# Data entries
----

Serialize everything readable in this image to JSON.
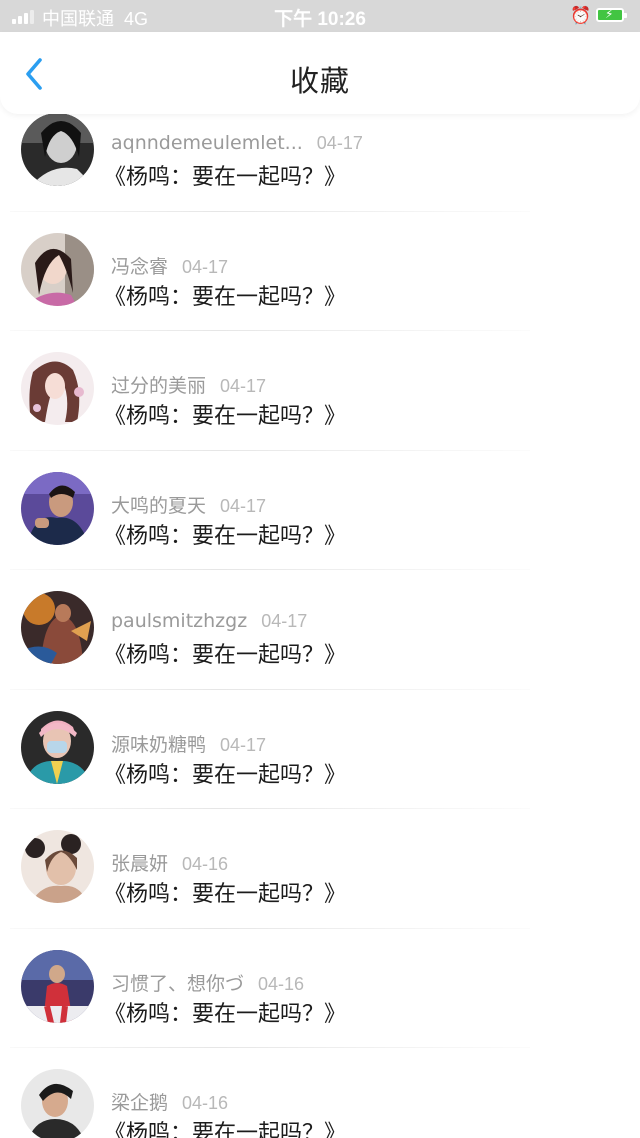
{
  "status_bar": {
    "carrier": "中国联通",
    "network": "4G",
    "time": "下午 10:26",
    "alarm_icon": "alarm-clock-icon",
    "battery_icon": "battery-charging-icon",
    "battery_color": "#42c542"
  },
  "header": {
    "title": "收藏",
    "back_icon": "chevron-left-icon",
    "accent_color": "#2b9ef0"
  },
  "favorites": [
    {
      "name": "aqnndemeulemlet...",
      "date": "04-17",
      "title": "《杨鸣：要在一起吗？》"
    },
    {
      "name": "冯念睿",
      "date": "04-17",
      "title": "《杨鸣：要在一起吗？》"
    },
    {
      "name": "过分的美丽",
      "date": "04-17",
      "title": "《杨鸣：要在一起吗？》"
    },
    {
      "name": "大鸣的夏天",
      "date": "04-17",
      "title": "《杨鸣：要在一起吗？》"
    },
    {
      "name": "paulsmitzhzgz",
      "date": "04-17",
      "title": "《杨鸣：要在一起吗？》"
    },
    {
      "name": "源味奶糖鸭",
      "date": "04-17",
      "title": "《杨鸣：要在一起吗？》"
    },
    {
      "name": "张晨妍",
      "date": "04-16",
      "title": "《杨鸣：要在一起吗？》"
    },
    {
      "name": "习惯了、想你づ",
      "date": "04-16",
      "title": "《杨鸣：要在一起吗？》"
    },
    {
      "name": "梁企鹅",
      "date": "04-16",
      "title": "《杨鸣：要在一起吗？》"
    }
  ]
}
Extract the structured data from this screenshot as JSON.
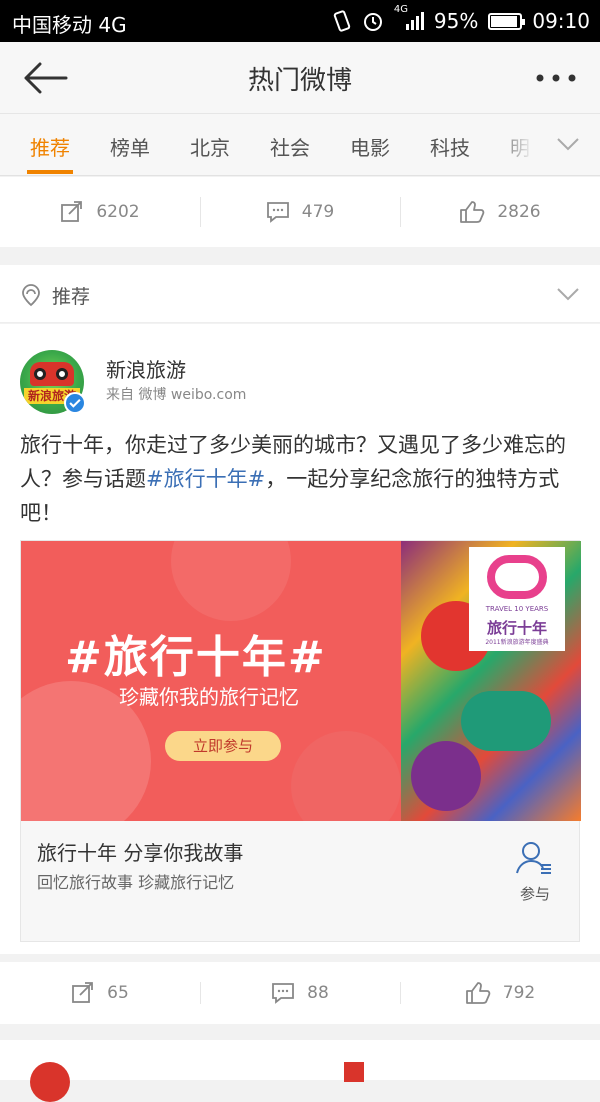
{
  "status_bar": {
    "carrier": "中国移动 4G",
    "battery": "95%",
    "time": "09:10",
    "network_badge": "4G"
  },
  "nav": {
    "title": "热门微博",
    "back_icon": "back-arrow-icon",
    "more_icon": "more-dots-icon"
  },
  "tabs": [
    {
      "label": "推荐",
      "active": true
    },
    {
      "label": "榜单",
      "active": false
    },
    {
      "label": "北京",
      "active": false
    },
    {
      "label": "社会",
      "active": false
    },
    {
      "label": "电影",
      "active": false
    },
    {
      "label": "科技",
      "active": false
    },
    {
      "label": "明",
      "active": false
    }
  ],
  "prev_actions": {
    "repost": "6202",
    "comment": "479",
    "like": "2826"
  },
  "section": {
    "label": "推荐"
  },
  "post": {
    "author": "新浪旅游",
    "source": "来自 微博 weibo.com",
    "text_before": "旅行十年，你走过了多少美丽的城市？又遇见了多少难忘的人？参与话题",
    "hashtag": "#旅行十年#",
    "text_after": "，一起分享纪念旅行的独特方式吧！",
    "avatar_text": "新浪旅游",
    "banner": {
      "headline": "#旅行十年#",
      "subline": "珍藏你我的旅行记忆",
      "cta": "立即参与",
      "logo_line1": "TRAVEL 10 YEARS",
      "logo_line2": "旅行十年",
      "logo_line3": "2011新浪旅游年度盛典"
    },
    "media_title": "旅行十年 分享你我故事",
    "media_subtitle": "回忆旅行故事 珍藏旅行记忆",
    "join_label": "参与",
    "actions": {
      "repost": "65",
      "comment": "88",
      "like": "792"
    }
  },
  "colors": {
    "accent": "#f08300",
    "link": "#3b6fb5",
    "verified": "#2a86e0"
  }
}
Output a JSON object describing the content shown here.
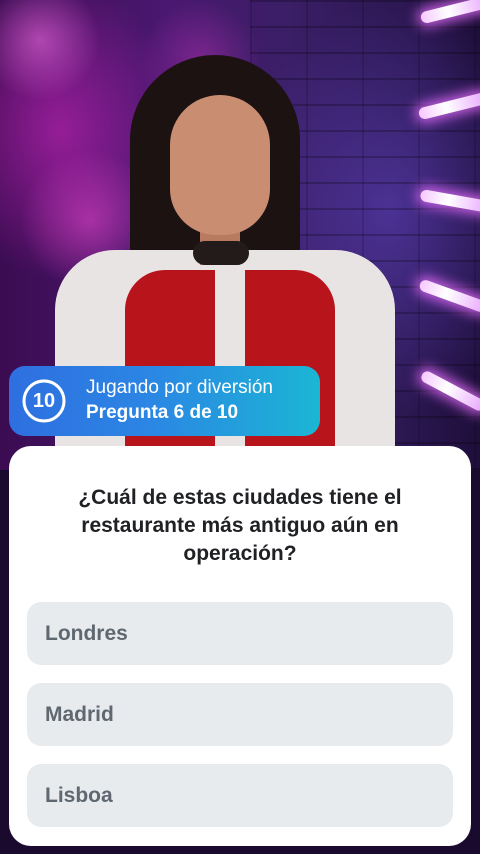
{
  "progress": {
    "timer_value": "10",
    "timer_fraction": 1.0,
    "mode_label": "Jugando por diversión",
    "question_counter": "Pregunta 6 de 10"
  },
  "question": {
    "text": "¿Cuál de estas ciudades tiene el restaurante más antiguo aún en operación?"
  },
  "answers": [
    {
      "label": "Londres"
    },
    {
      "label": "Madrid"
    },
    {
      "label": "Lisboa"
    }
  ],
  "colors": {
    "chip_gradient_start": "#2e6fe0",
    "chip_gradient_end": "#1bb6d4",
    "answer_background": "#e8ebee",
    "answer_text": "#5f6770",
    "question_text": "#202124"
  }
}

----

# Exercise objective
Pictures are excluded; copy every other part of the records exactly.

# Output of the exercise
Serialize everything readable in this image to JSON.
{
  "status_bar": {
    "carrier": "中国联通",
    "network": "4G",
    "time": "下午 10:26",
    "alarm_icon": "alarm-clock-icon",
    "battery_icon": "battery-charging-icon",
    "battery_color": "#42c542"
  },
  "header": {
    "title": "收藏",
    "back_icon": "chevron-left-icon",
    "accent_color": "#2b9ef0"
  },
  "favorites": [
    {
      "name": "aqnndemeulemlet...",
      "date": "04-17",
      "title": "《杨鸣：要在一起吗？》"
    },
    {
      "name": "冯念睿",
      "date": "04-17",
      "title": "《杨鸣：要在一起吗？》"
    },
    {
      "name": "过分的美丽",
      "date": "04-17",
      "title": "《杨鸣：要在一起吗？》"
    },
    {
      "name": "大鸣的夏天",
      "date": "04-17",
      "title": "《杨鸣：要在一起吗？》"
    },
    {
      "name": "paulsmitzhzgz",
      "date": "04-17",
      "title": "《杨鸣：要在一起吗？》"
    },
    {
      "name": "源味奶糖鸭",
      "date": "04-17",
      "title": "《杨鸣：要在一起吗？》"
    },
    {
      "name": "张晨妍",
      "date": "04-16",
      "title": "《杨鸣：要在一起吗？》"
    },
    {
      "name": "习惯了、想你づ",
      "date": "04-16",
      "title": "《杨鸣：要在一起吗？》"
    },
    {
      "name": "梁企鹅",
      "date": "04-16",
      "title": "《杨鸣：要在一起吗？》"
    }
  ]
}
Extract the structured data from this screenshot as JSON.
{
  "status_bar": {
    "carrier": "中国移动 4G",
    "battery": "95%",
    "time": "09:10",
    "network_badge": "4G"
  },
  "nav": {
    "title": "热门微博",
    "back_icon": "back-arrow-icon",
    "more_icon": "more-dots-icon"
  },
  "tabs": [
    {
      "label": "推荐",
      "active": true
    },
    {
      "label": "榜单",
      "active": false
    },
    {
      "label": "北京",
      "active": false
    },
    {
      "label": "社会",
      "active": false
    },
    {
      "label": "电影",
      "active": false
    },
    {
      "label": "科技",
      "active": false
    },
    {
      "label": "明",
      "active": false
    }
  ],
  "prev_actions": {
    "repost": "6202",
    "comment": "479",
    "like": "2826"
  },
  "section": {
    "label": "推荐"
  },
  "post": {
    "author": "新浪旅游",
    "source": "来自 微博 weibo.com",
    "text_before": "旅行十年，你走过了多少美丽的城市？又遇见了多少难忘的人？参与话题",
    "hashtag": "#旅行十年#",
    "text_after": "，一起分享纪念旅行的独特方式吧！",
    "avatar_text": "新浪旅游",
    "banner": {
      "headline": "#旅行十年#",
      "subline": "珍藏你我的旅行记忆",
      "cta": "立即参与",
      "logo_line1": "TRAVEL 10 YEARS",
      "logo_line2": "旅行十年",
      "logo_line3": "2011新浪旅游年度盛典"
    },
    "media_title": "旅行十年 分享你我故事",
    "media_subtitle": "回忆旅行故事 珍藏旅行记忆",
    "join_label": "参与",
    "actions": {
      "repost": "65",
      "comment": "88",
      "like": "792"
    }
  },
  "colors": {
    "accent": "#f08300",
    "link": "#3b6fb5",
    "verified": "#2a86e0"
  }
}
Output a JSON object describing the content shown here.
{
  "progress": {
    "timer_value": "10",
    "timer_fraction": 1.0,
    "mode_label": "Jugando por diversión",
    "question_counter": "Pregunta 6 de 10"
  },
  "question": {
    "text": "¿Cuál de estas ciudades tiene el restaurante más antiguo aún en operación?"
  },
  "answers": [
    {
      "label": "Londres"
    },
    {
      "label": "Madrid"
    },
    {
      "label": "Lisboa"
    }
  ],
  "colors": {
    "chip_gradient_start": "#2e6fe0",
    "chip_gradient_end": "#1bb6d4",
    "answer_background": "#e8ebee",
    "answer_text": "#5f6770",
    "question_text": "#202124"
  }
}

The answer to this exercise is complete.